Search the listing below for the string "name" and show each line that contains it.

#### RECORDS TO PROCESS

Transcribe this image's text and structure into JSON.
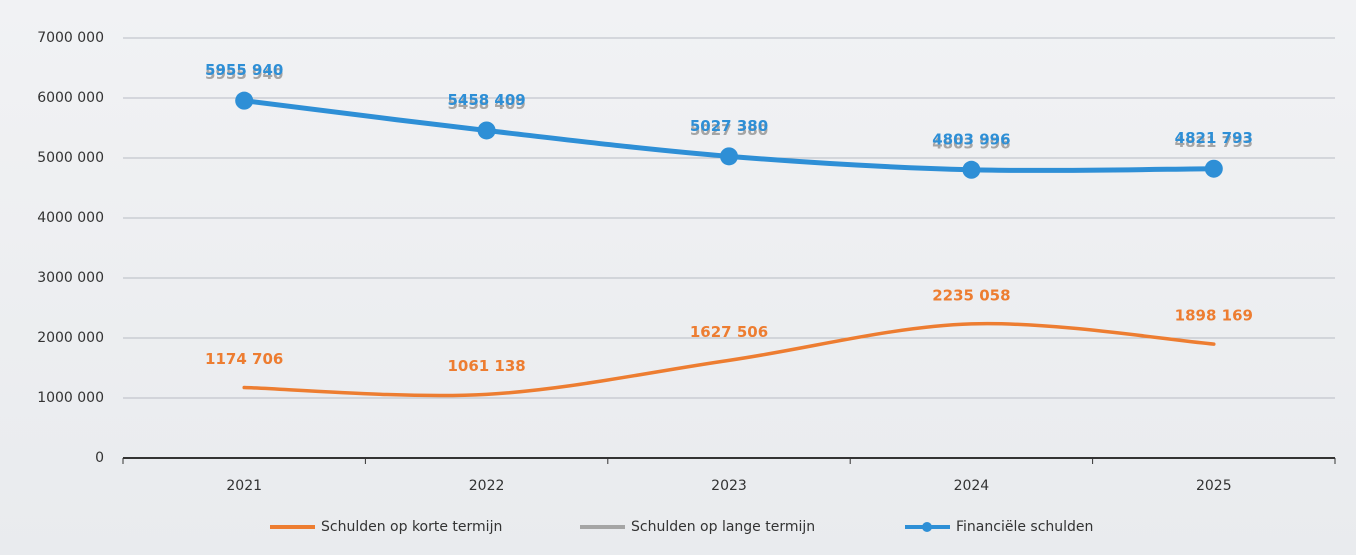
{
  "chart_data": {
    "type": "line",
    "categories": [
      "2021",
      "2022",
      "2023",
      "2024",
      "2025"
    ],
    "series": [
      {
        "name": "Schulden op korte termijn",
        "color": "#ed7d31",
        "values": [
          1174706,
          1061138,
          1627506,
          2235058,
          1898169
        ],
        "value_labels": [
          "1174 706",
          "1061 138",
          "1627 506",
          "2235 058",
          "1898 169"
        ]
      },
      {
        "name": "Schulden op lange termijn",
        "color": "#a5a5a5",
        "values": [
          5955940,
          5458409,
          5027380,
          4803996,
          4821793
        ],
        "value_labels": [
          "5955 940",
          "5458 409",
          "5027 380",
          "4803 996",
          "4821 793"
        ]
      },
      {
        "name": "Financiële schulden",
        "color": "#2e8fd6",
        "values": [
          5955940,
          5458409,
          5027380,
          4803996,
          4821793
        ],
        "value_labels": [
          "5955 940",
          "5458 409",
          "5027 380",
          "4803 996",
          "4821 793"
        ],
        "markers": true
      }
    ],
    "ylim": [
      0,
      7000000
    ],
    "yticks": [
      0,
      {
        "value": 1000000,
        "label": "1000 000"
      },
      {
        "value": 2000000,
        "label": "2000 000"
      },
      {
        "value": 3000000,
        "label": "3000 000"
      },
      {
        "value": 4000000,
        "label": "4000 000"
      },
      {
        "value": 5000000,
        "label": "5000 000"
      },
      {
        "value": 6000000,
        "label": "6000 000"
      },
      {
        "value": 7000000,
        "label": "7000 000"
      }
    ],
    "grid": true,
    "legend": "bottom",
    "smooth": true
  }
}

########

§ ANSWER
        "name": "Schulden op korte termijn",
        "name": "Schulden op lange termijn",
        "name": "Financiële schulden",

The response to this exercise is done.